→ TASK PROMPT: Using the listing below, copy every line that mentions "Change".

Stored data
•••

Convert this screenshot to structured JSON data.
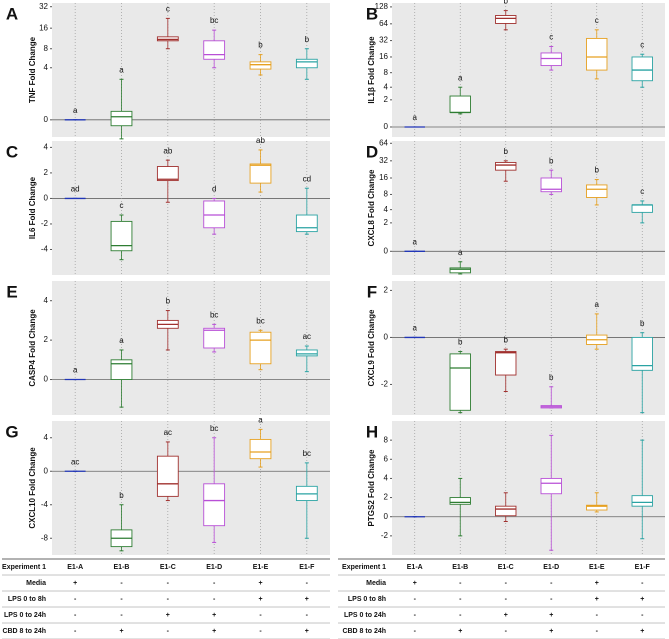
{
  "chart_data": [
    {
      "type": "box",
      "panel": "A",
      "ylabel": "TNF Fold Change",
      "yscale": "symlog2",
      "ylim": [
        -0.7,
        36
      ],
      "yticks": [
        0,
        4,
        8,
        16,
        32
      ],
      "boxes": [
        {
          "min": 0,
          "q1": 0,
          "median": 0,
          "q3": 0,
          "max": 0,
          "color": "#2136b8",
          "letter": "a"
        },
        {
          "min": -0.8,
          "q1": -0.2,
          "median": 0.1,
          "q3": 0.3,
          "max": 2.5,
          "color": "#2e7d32",
          "letter": "a"
        },
        {
          "min": 8,
          "q1": 10.5,
          "median": 11,
          "q3": 12,
          "max": 22,
          "color": "#a0302e",
          "letter": "c"
        },
        {
          "min": 4,
          "q1": 5.5,
          "median": 6.5,
          "q3": 10.5,
          "max": 15,
          "color": "#b84fd6",
          "letter": "bc"
        },
        {
          "min": 3,
          "q1": 3.8,
          "median": 4.5,
          "q3": 5,
          "max": 6.5,
          "color": "#e6a020",
          "letter": "b"
        },
        {
          "min": 2.5,
          "q1": 4,
          "median": 5,
          "q3": 5.5,
          "max": 8,
          "color": "#2aa3a3",
          "letter": "b"
        }
      ]
    },
    {
      "type": "box",
      "panel": "B",
      "ylabel": "IL1β Fold Change",
      "yscale": "symlog2",
      "ylim": [
        -0.5,
        150
      ],
      "yticks": [
        0,
        2,
        4,
        8,
        16,
        32,
        64,
        128
      ],
      "boxes": [
        {
          "min": 0,
          "q1": 0,
          "median": 0,
          "q3": 0,
          "max": 0,
          "color": "#2136b8",
          "letter": "a"
        },
        {
          "min": 0.7,
          "q1": 0.8,
          "median": 0.8,
          "q3": 2.5,
          "max": 4,
          "color": "#2e7d32",
          "letter": "a"
        },
        {
          "min": 50,
          "q1": 65,
          "median": 80,
          "q3": 90,
          "max": 110,
          "color": "#a0302e",
          "letter": "b"
        },
        {
          "min": 9,
          "q1": 11,
          "median": 15,
          "q3": 19,
          "max": 25,
          "color": "#b84fd6",
          "letter": "c"
        },
        {
          "min": 6,
          "q1": 9,
          "median": 16,
          "q3": 35,
          "max": 50,
          "color": "#e6a020",
          "letter": "c"
        },
        {
          "min": 4,
          "q1": 5.5,
          "median": 9,
          "q3": 16,
          "max": 18,
          "color": "#2aa3a3",
          "letter": "c"
        }
      ]
    },
    {
      "type": "box",
      "panel": "C",
      "ylabel": "IL6 Fold Change",
      "yscale": "linear",
      "ylim": [
        -6,
        4.5
      ],
      "yticks": [
        -4,
        -2,
        0,
        2,
        4
      ],
      "boxes": [
        {
          "min": 0,
          "q1": 0,
          "median": 0,
          "q3": 0,
          "max": 0,
          "color": "#2136b8",
          "letter": "ad"
        },
        {
          "min": -4.8,
          "q1": -4.1,
          "median": -3.7,
          "q3": -1.8,
          "max": -1.3,
          "color": "#2e7d32",
          "letter": "c"
        },
        {
          "min": -0.3,
          "q1": 1.4,
          "median": 1.5,
          "q3": 2.5,
          "max": 3,
          "color": "#a0302e",
          "letter": "ab"
        },
        {
          "min": -2.8,
          "q1": -2.3,
          "median": -1.3,
          "q3": -0.2,
          "max": 0,
          "color": "#b84fd6",
          "letter": "d"
        },
        {
          "min": 0.5,
          "q1": 1.2,
          "median": 2.6,
          "q3": 2.7,
          "max": 3.8,
          "color": "#e6a020",
          "letter": "ab"
        },
        {
          "min": -2.8,
          "q1": -2.6,
          "median": -2.3,
          "q3": -1.3,
          "max": 0.8,
          "color": "#2aa3a3",
          "letter": "cd"
        }
      ]
    },
    {
      "type": "box",
      "panel": "D",
      "ylabel": "CXCL8 Fold Change",
      "yscale": "symlog2",
      "ylim": [
        -1.5,
        70
      ],
      "yticks": [
        0,
        2,
        4,
        8,
        16,
        32,
        64
      ],
      "boxes": [
        {
          "min": 0,
          "q1": 0,
          "median": 0,
          "q3": 0,
          "max": 0,
          "color": "#2136b8",
          "letter": "a"
        },
        {
          "min": -1.4,
          "q1": -1.3,
          "median": -1,
          "q3": -0.9,
          "max": -0.5,
          "color": "#2e7d32",
          "letter": "a"
        },
        {
          "min": 14,
          "q1": 22,
          "median": 27,
          "q3": 30,
          "max": 32,
          "color": "#a0302e",
          "letter": "b"
        },
        {
          "min": 8,
          "q1": 9,
          "median": 10,
          "q3": 16,
          "max": 22,
          "color": "#b84fd6",
          "letter": "b"
        },
        {
          "min": 5,
          "q1": 7,
          "median": 10,
          "q3": 12,
          "max": 15,
          "color": "#e6a020",
          "letter": "b"
        },
        {
          "min": 2,
          "q1": 3.5,
          "median": 5,
          "q3": 5,
          "max": 6,
          "color": "#2aa3a3",
          "letter": "c"
        }
      ]
    },
    {
      "type": "box",
      "panel": "E",
      "ylabel": "CASP4 Fold Change",
      "yscale": "linear",
      "ylim": [
        -1.8,
        5
      ],
      "yticks": [
        0,
        2,
        4
      ],
      "boxes": [
        {
          "min": 0,
          "q1": 0,
          "median": 0,
          "q3": 0,
          "max": 0,
          "color": "#2136b8",
          "letter": "a"
        },
        {
          "min": -1.4,
          "q1": 0,
          "median": 0.8,
          "q3": 1,
          "max": 1.5,
          "color": "#2e7d32",
          "letter": "a"
        },
        {
          "min": 1.5,
          "q1": 2.6,
          "median": 2.8,
          "q3": 3,
          "max": 3.5,
          "color": "#a0302e",
          "letter": "b"
        },
        {
          "min": 1.4,
          "q1": 1.6,
          "median": 2.5,
          "q3": 2.6,
          "max": 2.8,
          "color": "#b84fd6",
          "letter": "bc"
        },
        {
          "min": 0.5,
          "q1": 0.8,
          "median": 2,
          "q3": 2.4,
          "max": 2.5,
          "color": "#e6a020",
          "letter": "bc"
        },
        {
          "min": 0.4,
          "q1": 1.2,
          "median": 1.3,
          "q3": 1.5,
          "max": 1.7,
          "color": "#2aa3a3",
          "letter": "ac"
        }
      ]
    },
    {
      "type": "box",
      "panel": "F",
      "ylabel": "CXCL9 Fold Change",
      "yscale": "linear",
      "ylim": [
        -3.3,
        2.4
      ],
      "yticks": [
        -2,
        0,
        2
      ],
      "boxes": [
        {
          "min": 0,
          "q1": 0,
          "median": 0,
          "q3": 0,
          "max": 0,
          "color": "#2136b8",
          "letter": "a"
        },
        {
          "min": -3.2,
          "q1": -3.1,
          "median": -1.3,
          "q3": -0.7,
          "max": -0.6,
          "color": "#2e7d32",
          "letter": "b"
        },
        {
          "min": -2.3,
          "q1": -1.6,
          "median": -0.65,
          "q3": -0.6,
          "max": -0.5,
          "color": "#a0302e",
          "letter": "b"
        },
        {
          "min": -3,
          "q1": -3,
          "median": -2.95,
          "q3": -2.9,
          "max": -2.1,
          "color": "#b84fd6",
          "letter": "b"
        },
        {
          "min": -0.5,
          "q1": -0.3,
          "median": -0.1,
          "q3": 0.1,
          "max": 1,
          "color": "#e6a020",
          "letter": "a"
        },
        {
          "min": -3.2,
          "q1": -1.4,
          "median": -1.2,
          "q3": 0,
          "max": 0.2,
          "color": "#2aa3a3",
          "letter": "b"
        }
      ]
    },
    {
      "type": "box",
      "panel": "G",
      "ylabel": "CXCL10 Fold Change",
      "yscale": "linear",
      "ylim": [
        -10,
        6
      ],
      "yticks": [
        -8,
        -4,
        0,
        4
      ],
      "boxes": [
        {
          "min": 0,
          "q1": 0,
          "median": 0,
          "q3": 0,
          "max": 0,
          "color": "#2136b8",
          "letter": "ac"
        },
        {
          "min": -9.5,
          "q1": -9,
          "median": -8,
          "q3": -7,
          "max": -4,
          "color": "#2e7d32",
          "letter": "b"
        },
        {
          "min": -3.5,
          "q1": -3,
          "median": -1.5,
          "q3": 1.8,
          "max": 3.5,
          "color": "#a0302e",
          "letter": "ac"
        },
        {
          "min": -8.5,
          "q1": -6.5,
          "median": -3.5,
          "q3": -1.5,
          "max": 4,
          "color": "#b84fd6",
          "letter": "bc"
        },
        {
          "min": 0.5,
          "q1": 1.5,
          "median": 2.3,
          "q3": 3.8,
          "max": 5,
          "color": "#e6a020",
          "letter": "a"
        },
        {
          "min": -8,
          "q1": -3.5,
          "median": -2.7,
          "q3": -1.8,
          "max": 1,
          "color": "#2aa3a3",
          "letter": "bc"
        }
      ]
    },
    {
      "type": "box",
      "panel": "H",
      "ylabel": "PTGS2 Fold Change",
      "yscale": "linear",
      "ylim": [
        -4,
        10
      ],
      "yticks": [
        -2,
        0,
        2,
        4,
        6,
        8
      ],
      "boxes": [
        {
          "min": 0,
          "q1": 0,
          "median": 0,
          "q3": 0,
          "max": 0,
          "color": "#2136b8"
        },
        {
          "min": -2,
          "q1": 1.3,
          "median": 1.5,
          "q3": 2,
          "max": 4,
          "color": "#2e7d32"
        },
        {
          "min": -0.5,
          "q1": 0.1,
          "median": 0.8,
          "q3": 1.1,
          "max": 2.5,
          "color": "#a0302e"
        },
        {
          "min": -3.5,
          "q1": 2.4,
          "median": 3.5,
          "q3": 4,
          "max": 8.5,
          "color": "#b84fd6"
        },
        {
          "min": 0.5,
          "q1": 0.7,
          "median": 1.1,
          "q3": 1.2,
          "max": 2.5,
          "color": "#e6a020"
        },
        {
          "min": -2.3,
          "q1": 1.1,
          "median": 1.5,
          "q3": 2.2,
          "max": 8,
          "color": "#2aa3a3"
        }
      ]
    }
  ],
  "condition_tables": [
    {
      "rows": [
        [
          "Experiment 1",
          "E1-A",
          "E1-B",
          "E1-C",
          "E1-D",
          "E1-E",
          "E1-F"
        ],
        [
          "Media",
          "+",
          "-",
          "-",
          "-",
          "+",
          "-"
        ],
        [
          "LPS 0 to 8h",
          "-",
          "-",
          "-",
          "-",
          "+",
          "+"
        ],
        [
          "LPS 0 to 24h",
          "-",
          "-",
          "+",
          "+",
          "-",
          "-"
        ],
        [
          "CBD 8 to 24h",
          "-",
          "+",
          "-",
          "+",
          "-",
          "+"
        ]
      ]
    },
    {
      "rows": [
        [
          "Experiment 1",
          "E1-A",
          "E1-B",
          "E1-C",
          "E1-D",
          "E1-E",
          "E1-F"
        ],
        [
          "Media",
          "+",
          "-",
          "-",
          "-",
          "+",
          "-"
        ],
        [
          "LPS 0 to 8h",
          "-",
          "-",
          "-",
          "-",
          "+",
          "+"
        ],
        [
          "LPS 0 to 24h",
          "-",
          "-",
          "+",
          "+",
          "-",
          "-"
        ],
        [
          "CBD 8 to 24h",
          "-",
          "+",
          "-",
          "+",
          "-",
          "+"
        ]
      ]
    }
  ]
}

•••

→ SOLVED EXERCISE:
      "ylabel": "TNF Fold Change",
      "ylabel": "IL1β Fold Change",
      "ylabel": "IL6 Fold Change",
      "ylabel": "CXCL8 Fold Change",
      "ylabel": "CASP4 Fold Change",
      "ylabel": "CXCL9 Fold Change",
      "ylabel": "CXCL10 Fold Change",
      "ylabel": "PTGS2 Fold Change",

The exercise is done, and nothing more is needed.